[Information supplied]:
==================================================
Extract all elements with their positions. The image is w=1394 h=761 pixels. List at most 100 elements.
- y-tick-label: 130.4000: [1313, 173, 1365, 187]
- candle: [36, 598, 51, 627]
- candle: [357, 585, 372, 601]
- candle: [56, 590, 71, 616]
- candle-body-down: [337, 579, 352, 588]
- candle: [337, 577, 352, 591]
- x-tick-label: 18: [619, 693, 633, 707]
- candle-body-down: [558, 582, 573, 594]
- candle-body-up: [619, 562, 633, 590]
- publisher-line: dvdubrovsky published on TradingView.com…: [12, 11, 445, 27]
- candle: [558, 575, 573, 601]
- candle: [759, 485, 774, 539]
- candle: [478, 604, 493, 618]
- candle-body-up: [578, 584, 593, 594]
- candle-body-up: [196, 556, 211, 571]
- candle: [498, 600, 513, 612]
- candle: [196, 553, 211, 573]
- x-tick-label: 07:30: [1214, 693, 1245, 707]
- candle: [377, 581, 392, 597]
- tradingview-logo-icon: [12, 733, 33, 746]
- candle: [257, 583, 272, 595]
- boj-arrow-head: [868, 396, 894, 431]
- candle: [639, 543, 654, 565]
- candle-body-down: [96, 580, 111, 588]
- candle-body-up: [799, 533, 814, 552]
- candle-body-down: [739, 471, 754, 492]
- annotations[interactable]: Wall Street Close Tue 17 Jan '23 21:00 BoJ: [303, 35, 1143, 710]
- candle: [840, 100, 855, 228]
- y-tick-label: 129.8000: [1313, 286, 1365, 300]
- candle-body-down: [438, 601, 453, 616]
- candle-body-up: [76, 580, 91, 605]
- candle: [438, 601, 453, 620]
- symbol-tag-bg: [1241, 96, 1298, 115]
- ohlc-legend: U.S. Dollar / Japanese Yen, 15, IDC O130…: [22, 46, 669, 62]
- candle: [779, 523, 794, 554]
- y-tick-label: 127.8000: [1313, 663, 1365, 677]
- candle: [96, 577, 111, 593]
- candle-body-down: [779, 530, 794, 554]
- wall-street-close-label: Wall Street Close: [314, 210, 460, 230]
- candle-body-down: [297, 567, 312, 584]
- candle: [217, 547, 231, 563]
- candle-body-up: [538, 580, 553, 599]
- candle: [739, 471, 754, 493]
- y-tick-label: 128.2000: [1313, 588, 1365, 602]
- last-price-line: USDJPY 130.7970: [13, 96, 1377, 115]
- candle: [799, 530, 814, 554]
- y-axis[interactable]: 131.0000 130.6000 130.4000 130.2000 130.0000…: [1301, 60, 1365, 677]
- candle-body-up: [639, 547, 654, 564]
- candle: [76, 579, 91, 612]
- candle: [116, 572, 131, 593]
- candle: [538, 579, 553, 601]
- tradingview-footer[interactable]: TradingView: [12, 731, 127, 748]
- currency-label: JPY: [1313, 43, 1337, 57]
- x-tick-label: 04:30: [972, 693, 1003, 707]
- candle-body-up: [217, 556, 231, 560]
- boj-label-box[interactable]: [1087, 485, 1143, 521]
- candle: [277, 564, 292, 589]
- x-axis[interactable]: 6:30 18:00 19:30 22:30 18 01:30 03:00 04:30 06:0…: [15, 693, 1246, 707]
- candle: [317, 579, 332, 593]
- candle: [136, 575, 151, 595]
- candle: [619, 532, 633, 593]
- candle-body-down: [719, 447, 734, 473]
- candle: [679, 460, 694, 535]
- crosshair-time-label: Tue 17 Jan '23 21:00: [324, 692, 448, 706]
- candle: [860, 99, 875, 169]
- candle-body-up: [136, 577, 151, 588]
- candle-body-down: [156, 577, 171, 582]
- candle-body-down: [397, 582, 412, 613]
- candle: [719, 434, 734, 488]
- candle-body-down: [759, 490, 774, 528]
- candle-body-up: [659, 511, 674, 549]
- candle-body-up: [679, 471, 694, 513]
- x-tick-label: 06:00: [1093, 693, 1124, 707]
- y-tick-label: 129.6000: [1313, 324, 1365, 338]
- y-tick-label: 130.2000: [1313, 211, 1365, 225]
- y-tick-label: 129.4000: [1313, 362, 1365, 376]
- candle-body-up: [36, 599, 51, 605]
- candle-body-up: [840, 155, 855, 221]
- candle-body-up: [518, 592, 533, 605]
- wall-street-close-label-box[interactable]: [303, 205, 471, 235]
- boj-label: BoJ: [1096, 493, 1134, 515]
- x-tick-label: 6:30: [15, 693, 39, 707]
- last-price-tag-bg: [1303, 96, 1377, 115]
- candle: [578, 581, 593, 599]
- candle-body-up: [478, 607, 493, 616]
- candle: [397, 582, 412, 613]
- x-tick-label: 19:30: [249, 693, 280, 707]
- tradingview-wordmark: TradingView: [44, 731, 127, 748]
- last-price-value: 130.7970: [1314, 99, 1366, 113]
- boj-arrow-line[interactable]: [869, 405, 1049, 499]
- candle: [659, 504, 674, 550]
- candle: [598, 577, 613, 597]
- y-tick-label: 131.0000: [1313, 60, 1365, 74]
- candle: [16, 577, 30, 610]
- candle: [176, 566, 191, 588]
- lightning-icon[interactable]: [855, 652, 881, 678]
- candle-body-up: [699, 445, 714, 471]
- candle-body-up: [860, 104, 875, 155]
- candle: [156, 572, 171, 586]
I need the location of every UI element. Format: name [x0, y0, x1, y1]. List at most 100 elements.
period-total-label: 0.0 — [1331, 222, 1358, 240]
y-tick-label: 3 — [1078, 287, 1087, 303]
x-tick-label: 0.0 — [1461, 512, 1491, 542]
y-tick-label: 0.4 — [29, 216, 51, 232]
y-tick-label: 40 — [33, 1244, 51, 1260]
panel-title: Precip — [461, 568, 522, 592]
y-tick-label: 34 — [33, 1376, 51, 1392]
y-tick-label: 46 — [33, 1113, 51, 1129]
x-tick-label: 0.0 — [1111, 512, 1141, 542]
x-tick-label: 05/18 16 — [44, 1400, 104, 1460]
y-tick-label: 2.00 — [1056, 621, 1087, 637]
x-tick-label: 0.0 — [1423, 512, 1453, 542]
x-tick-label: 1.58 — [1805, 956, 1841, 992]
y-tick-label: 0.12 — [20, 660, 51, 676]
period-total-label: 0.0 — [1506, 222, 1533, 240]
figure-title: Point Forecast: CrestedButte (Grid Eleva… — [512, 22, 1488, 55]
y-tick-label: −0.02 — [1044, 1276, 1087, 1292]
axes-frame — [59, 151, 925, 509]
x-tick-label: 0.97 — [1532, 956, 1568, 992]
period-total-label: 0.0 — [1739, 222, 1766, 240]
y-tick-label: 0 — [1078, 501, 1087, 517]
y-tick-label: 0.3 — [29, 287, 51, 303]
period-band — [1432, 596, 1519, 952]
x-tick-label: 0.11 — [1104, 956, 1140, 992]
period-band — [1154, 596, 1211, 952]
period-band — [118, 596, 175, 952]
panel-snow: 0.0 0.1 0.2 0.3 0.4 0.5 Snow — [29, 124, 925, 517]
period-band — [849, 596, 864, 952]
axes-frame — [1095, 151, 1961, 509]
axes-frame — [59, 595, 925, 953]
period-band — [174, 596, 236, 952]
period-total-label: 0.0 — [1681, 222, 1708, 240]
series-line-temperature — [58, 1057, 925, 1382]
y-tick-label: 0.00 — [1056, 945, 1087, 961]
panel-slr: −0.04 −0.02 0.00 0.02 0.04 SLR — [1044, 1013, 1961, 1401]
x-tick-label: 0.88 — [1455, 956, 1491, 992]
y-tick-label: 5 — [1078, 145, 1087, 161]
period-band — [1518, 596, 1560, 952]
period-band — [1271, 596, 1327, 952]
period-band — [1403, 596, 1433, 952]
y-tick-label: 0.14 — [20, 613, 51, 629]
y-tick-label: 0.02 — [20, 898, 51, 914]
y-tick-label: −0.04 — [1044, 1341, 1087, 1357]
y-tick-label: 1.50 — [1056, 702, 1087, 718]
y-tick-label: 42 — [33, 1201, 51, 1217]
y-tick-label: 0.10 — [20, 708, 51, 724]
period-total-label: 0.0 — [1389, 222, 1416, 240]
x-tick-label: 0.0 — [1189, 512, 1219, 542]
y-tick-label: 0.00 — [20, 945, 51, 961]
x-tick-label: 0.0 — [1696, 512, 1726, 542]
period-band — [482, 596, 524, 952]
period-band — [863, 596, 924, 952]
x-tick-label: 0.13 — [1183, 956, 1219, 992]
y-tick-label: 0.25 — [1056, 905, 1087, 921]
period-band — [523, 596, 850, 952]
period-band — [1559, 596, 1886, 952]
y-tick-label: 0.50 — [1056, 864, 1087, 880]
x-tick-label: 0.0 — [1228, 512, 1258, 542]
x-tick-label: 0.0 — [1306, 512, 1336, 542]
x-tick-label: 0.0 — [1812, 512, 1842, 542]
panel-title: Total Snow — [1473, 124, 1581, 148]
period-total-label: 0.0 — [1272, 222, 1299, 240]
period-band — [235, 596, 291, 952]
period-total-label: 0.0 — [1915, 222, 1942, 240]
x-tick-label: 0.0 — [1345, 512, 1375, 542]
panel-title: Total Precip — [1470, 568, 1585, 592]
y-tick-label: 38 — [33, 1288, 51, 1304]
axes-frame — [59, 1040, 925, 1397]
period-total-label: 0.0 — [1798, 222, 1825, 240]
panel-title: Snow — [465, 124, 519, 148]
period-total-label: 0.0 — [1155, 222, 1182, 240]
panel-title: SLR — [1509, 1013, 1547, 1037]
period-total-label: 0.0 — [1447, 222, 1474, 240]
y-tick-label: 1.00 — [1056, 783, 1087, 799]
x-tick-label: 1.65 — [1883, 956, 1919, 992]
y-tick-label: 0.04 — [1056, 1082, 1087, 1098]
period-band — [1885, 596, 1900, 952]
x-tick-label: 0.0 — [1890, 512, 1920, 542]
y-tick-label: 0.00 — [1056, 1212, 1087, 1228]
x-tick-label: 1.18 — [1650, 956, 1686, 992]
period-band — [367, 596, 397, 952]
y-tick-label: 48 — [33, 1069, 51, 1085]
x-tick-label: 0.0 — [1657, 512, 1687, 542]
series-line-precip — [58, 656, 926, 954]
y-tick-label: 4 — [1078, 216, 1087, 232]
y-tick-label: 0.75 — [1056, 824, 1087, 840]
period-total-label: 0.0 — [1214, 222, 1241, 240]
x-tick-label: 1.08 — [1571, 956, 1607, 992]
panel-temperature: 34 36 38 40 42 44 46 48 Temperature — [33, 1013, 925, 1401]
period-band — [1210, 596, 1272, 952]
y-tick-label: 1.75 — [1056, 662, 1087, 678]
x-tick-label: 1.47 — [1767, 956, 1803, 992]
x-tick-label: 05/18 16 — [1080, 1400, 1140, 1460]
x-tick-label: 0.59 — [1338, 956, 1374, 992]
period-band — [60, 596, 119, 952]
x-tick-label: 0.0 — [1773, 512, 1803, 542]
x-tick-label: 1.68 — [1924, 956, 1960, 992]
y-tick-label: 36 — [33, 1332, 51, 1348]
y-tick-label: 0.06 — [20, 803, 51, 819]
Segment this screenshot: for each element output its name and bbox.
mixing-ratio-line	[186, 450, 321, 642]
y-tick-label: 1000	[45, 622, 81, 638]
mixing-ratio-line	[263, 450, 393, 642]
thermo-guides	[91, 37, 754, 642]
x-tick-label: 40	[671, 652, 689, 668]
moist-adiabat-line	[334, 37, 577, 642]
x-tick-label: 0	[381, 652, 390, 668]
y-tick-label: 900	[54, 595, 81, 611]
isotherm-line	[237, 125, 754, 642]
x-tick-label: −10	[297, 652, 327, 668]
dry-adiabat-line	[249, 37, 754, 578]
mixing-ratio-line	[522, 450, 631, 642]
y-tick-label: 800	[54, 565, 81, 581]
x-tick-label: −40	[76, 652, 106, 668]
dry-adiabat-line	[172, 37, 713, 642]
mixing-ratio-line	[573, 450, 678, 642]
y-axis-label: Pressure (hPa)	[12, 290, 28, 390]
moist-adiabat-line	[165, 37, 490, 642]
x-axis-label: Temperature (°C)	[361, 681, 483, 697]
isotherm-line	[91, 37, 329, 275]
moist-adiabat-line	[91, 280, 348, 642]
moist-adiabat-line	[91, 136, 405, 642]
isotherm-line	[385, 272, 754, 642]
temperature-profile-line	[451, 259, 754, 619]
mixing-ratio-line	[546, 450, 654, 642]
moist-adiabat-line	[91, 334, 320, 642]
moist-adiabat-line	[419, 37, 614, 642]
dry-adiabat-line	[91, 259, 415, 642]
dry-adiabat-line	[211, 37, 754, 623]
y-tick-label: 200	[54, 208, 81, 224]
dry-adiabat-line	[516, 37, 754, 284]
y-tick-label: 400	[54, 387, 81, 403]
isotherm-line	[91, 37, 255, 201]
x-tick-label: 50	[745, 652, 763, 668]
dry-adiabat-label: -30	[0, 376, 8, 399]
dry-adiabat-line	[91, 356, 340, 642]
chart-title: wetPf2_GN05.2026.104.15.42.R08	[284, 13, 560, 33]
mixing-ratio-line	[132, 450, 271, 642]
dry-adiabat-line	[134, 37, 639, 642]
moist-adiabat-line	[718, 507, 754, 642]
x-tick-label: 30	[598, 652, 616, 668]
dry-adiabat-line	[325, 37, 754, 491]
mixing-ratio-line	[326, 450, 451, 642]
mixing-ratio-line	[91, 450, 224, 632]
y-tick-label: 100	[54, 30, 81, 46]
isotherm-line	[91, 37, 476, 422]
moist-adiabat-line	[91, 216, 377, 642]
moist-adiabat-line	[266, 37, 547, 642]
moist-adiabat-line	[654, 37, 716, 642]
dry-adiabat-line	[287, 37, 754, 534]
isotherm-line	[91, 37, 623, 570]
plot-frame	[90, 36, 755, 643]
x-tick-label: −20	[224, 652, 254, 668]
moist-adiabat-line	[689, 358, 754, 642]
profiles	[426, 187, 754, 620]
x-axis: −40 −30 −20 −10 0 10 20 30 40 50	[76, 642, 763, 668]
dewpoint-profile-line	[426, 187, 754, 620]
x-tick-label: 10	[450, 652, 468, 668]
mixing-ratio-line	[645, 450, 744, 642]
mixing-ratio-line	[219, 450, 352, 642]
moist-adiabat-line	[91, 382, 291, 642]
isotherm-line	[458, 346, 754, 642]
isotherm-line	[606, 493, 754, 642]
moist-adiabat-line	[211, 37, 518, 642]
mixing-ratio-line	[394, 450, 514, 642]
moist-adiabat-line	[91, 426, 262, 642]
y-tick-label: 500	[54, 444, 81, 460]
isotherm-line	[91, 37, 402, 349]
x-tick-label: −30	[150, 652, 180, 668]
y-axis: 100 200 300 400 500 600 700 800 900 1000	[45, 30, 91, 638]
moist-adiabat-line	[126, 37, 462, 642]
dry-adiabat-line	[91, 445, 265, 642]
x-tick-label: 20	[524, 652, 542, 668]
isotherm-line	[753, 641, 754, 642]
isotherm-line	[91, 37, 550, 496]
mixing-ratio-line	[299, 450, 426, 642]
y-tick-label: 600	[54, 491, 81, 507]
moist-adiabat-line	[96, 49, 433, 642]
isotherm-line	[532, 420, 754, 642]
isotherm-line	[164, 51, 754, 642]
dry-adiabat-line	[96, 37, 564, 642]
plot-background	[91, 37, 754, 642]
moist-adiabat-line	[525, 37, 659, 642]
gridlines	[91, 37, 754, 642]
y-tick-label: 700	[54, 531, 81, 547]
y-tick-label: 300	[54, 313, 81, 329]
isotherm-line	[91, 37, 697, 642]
==================================================
[What is required]: Reproduce the data word for word, starting at its first line and ending at the line that contains "- wall-street-close-label: Wall", with both of those lines included.

[Correct output]:
Extract all elements with their positions. The image is w=1394 h=761 pixels. List at most 100 elements.
- y-tick-label: 130.4000: [1313, 173, 1365, 187]
- candle: [36, 598, 51, 627]
- candle: [357, 585, 372, 601]
- candle: [56, 590, 71, 616]
- candle-body-down: [337, 579, 352, 588]
- candle: [337, 577, 352, 591]
- x-tick-label: 18: [619, 693, 633, 707]
- candle-body-down: [558, 582, 573, 594]
- candle-body-up: [619, 562, 633, 590]
- publisher-line: dvdubrovsky published on TradingView.com…: [12, 11, 445, 27]
- candle: [558, 575, 573, 601]
- candle: [759, 485, 774, 539]
- candle: [478, 604, 493, 618]
- candle-body-up: [578, 584, 593, 594]
- candle-body-up: [196, 556, 211, 571]
- candle: [498, 600, 513, 612]
- candle: [196, 553, 211, 573]
- x-tick-label: 07:30: [1214, 693, 1245, 707]
- candle: [377, 581, 392, 597]
- tradingview-logo-icon: [12, 733, 33, 746]
- candle: [257, 583, 272, 595]
- boj-arrow-head: [868, 396, 894, 431]
- candle: [639, 543, 654, 565]
- candle-body-down: [96, 580, 111, 588]
- candle-body-up: [799, 533, 814, 552]
- candle-body-down: [739, 471, 754, 492]
- annotations[interactable]: Wall Street Close Tue 17 Jan '23 21:00 BoJ: [303, 35, 1143, 710]
- candle: [840, 100, 855, 228]
- y-tick-label: 129.8000: [1313, 286, 1365, 300]
- candle-body-down: [438, 601, 453, 616]
- candle-body-up: [76, 580, 91, 605]
- candle: [438, 601, 453, 620]
- symbol-tag-bg: [1241, 96, 1298, 115]
- ohlc-legend: U.S. Dollar / Japanese Yen, 15, IDC O130…: [22, 46, 669, 62]
- candle: [779, 523, 794, 554]
- y-tick-label: 127.8000: [1313, 663, 1365, 677]
- candle: [96, 577, 111, 593]
- candle-body-down: [779, 530, 794, 554]
- wall-street-close-label: Wall Street Close: [314, 210, 460, 230]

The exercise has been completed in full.